WRITTEN EXERCISE ::
Count each line below that has "della" anywhere in it. Answer with the total alone.

MATERIALS PROVIDED ::

-- Begin --

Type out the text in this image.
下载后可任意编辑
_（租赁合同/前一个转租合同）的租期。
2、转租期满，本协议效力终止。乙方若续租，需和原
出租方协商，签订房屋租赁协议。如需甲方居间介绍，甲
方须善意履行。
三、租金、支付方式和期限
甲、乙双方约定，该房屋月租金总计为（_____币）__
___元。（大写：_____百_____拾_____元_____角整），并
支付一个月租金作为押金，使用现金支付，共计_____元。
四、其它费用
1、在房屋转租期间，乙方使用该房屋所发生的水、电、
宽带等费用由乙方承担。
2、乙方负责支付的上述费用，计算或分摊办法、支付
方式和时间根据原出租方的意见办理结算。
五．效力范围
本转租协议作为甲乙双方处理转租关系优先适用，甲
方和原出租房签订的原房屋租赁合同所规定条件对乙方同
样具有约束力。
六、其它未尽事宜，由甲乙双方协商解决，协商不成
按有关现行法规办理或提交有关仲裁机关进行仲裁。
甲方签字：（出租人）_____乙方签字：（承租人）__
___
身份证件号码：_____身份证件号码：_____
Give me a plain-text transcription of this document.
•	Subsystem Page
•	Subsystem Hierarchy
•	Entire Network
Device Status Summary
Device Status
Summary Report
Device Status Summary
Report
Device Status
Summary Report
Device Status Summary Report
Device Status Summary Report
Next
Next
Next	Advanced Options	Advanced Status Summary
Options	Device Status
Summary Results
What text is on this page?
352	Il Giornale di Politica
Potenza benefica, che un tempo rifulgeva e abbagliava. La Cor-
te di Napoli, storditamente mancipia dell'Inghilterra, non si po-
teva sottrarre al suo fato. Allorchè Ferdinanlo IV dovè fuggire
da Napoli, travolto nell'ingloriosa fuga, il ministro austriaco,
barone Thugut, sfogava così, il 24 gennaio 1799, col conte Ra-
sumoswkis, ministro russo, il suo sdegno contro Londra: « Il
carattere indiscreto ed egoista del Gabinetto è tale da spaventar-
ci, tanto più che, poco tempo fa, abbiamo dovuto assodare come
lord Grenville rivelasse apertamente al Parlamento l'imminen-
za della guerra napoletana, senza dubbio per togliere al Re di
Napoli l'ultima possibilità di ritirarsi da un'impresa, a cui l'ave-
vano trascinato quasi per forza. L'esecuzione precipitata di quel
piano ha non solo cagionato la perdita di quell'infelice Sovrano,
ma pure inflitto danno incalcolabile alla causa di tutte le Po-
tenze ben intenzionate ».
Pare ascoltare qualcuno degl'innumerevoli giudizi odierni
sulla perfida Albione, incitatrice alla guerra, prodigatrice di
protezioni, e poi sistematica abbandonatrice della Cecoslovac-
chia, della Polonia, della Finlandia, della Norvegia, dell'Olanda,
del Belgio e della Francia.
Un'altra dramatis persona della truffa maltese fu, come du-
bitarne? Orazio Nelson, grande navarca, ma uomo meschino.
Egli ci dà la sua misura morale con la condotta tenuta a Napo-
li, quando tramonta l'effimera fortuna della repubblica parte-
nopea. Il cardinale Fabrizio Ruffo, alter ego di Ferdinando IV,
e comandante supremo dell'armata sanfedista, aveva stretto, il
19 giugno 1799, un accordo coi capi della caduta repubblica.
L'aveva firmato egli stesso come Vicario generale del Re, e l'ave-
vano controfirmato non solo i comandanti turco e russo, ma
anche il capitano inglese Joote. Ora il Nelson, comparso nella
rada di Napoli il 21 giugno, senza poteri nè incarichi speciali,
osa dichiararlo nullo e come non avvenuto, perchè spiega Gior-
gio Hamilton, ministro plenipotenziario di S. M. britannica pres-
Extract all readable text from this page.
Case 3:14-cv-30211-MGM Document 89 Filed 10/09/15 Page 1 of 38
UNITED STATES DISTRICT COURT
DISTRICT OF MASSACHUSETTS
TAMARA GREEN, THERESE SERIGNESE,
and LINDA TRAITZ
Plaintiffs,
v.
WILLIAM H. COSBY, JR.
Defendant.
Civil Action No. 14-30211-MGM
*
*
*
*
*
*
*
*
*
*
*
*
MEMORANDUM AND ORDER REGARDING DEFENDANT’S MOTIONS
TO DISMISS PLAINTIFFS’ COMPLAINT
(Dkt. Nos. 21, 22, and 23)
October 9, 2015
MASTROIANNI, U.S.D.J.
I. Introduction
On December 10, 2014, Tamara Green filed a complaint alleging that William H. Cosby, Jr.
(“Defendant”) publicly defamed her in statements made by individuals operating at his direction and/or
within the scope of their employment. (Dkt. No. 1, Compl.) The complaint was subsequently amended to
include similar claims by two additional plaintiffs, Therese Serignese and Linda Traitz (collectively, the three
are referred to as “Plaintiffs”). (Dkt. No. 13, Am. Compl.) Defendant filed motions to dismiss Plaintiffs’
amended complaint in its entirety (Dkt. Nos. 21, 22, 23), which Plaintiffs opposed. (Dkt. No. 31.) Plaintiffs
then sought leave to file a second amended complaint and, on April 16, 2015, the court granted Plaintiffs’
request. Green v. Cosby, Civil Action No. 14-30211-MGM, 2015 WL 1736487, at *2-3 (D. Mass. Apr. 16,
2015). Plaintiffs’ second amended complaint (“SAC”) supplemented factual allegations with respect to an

-- End --

THE REPLY ::
7